## Begin MATERIAL

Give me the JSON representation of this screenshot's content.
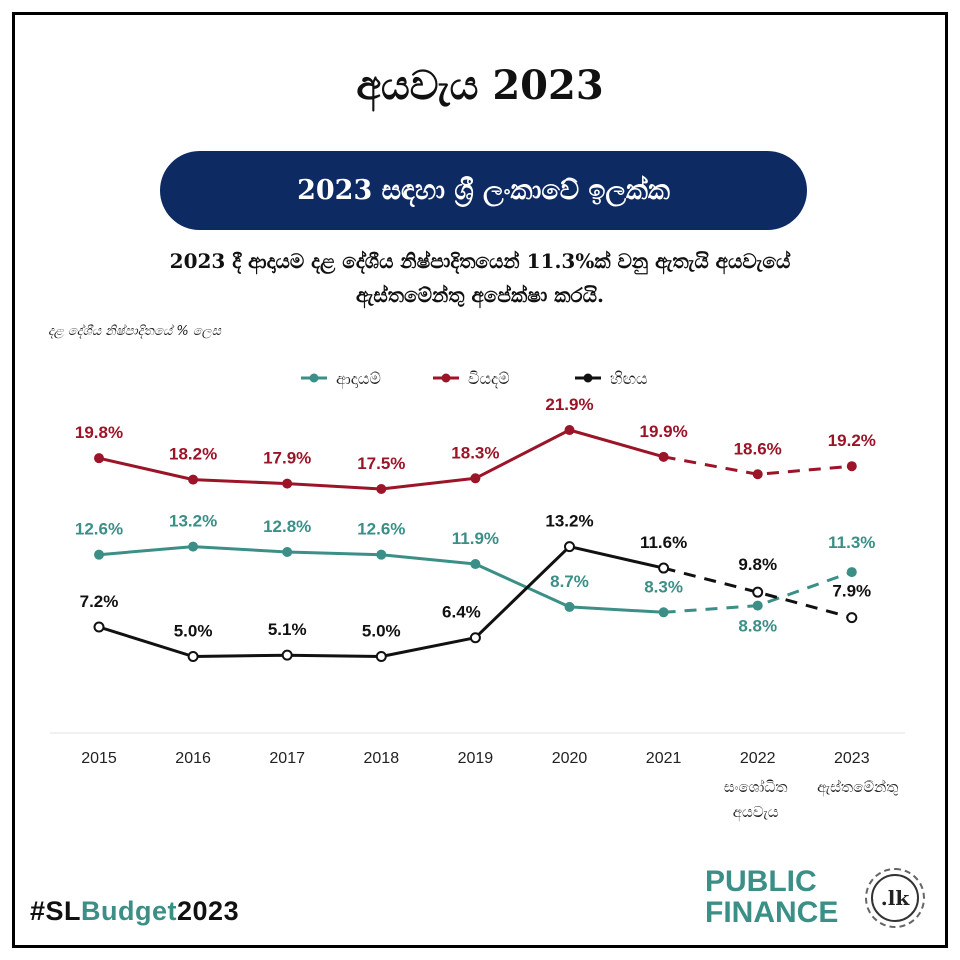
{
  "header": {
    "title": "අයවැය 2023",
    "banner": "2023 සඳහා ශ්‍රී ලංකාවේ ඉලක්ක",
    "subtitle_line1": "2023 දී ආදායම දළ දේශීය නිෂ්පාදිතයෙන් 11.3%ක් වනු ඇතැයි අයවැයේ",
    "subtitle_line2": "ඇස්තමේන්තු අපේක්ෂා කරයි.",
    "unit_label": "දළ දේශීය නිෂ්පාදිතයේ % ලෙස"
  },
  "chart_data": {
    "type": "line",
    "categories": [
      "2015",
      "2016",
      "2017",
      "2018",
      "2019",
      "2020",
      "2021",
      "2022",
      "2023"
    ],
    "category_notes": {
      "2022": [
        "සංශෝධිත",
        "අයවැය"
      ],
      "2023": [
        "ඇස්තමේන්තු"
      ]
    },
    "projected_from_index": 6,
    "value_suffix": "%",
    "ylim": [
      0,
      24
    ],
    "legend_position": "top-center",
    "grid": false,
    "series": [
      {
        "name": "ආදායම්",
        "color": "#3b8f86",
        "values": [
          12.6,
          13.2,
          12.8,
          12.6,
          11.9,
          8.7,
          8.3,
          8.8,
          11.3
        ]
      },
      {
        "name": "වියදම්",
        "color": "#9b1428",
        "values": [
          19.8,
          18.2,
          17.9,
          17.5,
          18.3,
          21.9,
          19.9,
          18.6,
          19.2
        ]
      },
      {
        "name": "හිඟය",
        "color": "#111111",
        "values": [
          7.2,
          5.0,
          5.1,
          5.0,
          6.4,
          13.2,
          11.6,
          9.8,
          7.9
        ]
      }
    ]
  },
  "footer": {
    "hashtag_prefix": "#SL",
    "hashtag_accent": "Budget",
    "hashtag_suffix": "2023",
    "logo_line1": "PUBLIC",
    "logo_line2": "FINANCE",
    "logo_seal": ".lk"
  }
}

## End MATERIAL

◆ PROBLEM DETAILS ◆
In this exercise, set down all of the data exactly, without the pictures.

◆ EXPECTED ANSWER ◆
Give me the JSON representation of this screenshot's content.
{
  "header": {
    "title": "අයවැය 2023",
    "banner": "2023 සඳහා ශ්‍රී ලංකාවේ ඉලක්ක",
    "subtitle_line1": "2023 දී ආදායම දළ දේශීය නිෂ්පාදිතයෙන් 11.3%ක් වනු ඇතැයි අයවැයේ",
    "subtitle_line2": "ඇස්තමේන්තු අපේක්ෂා කරයි.",
    "unit_label": "දළ දේශීය නිෂ්පාදිතයේ % ලෙස"
  },
  "chart_data": {
    "type": "line",
    "categories": [
      "2015",
      "2016",
      "2017",
      "2018",
      "2019",
      "2020",
      "2021",
      "2022",
      "2023"
    ],
    "category_notes": {
      "2022": [
        "සංශෝධිත",
        "අයවැය"
      ],
      "2023": [
        "ඇස්තමේන්තු"
      ]
    },
    "projected_from_index": 6,
    "value_suffix": "%",
    "ylim": [
      0,
      24
    ],
    "legend_position": "top-center",
    "grid": false,
    "series": [
      {
        "name": "ආදායම්",
        "color": "#3b8f86",
        "values": [
          12.6,
          13.2,
          12.8,
          12.6,
          11.9,
          8.7,
          8.3,
          8.8,
          11.3
        ]
      },
      {
        "name": "වියදම්",
        "color": "#9b1428",
        "values": [
          19.8,
          18.2,
          17.9,
          17.5,
          18.3,
          21.9,
          19.9,
          18.6,
          19.2
        ]
      },
      {
        "name": "හිඟය",
        "color": "#111111",
        "values": [
          7.2,
          5.0,
          5.1,
          5.0,
          6.4,
          13.2,
          11.6,
          9.8,
          7.9
        ]
      }
    ]
  },
  "footer": {
    "hashtag_prefix": "#SL",
    "hashtag_accent": "Budget",
    "hashtag_suffix": "2023",
    "logo_line1": "PUBLIC",
    "logo_line2": "FINANCE",
    "logo_seal": ".lk"
  }
}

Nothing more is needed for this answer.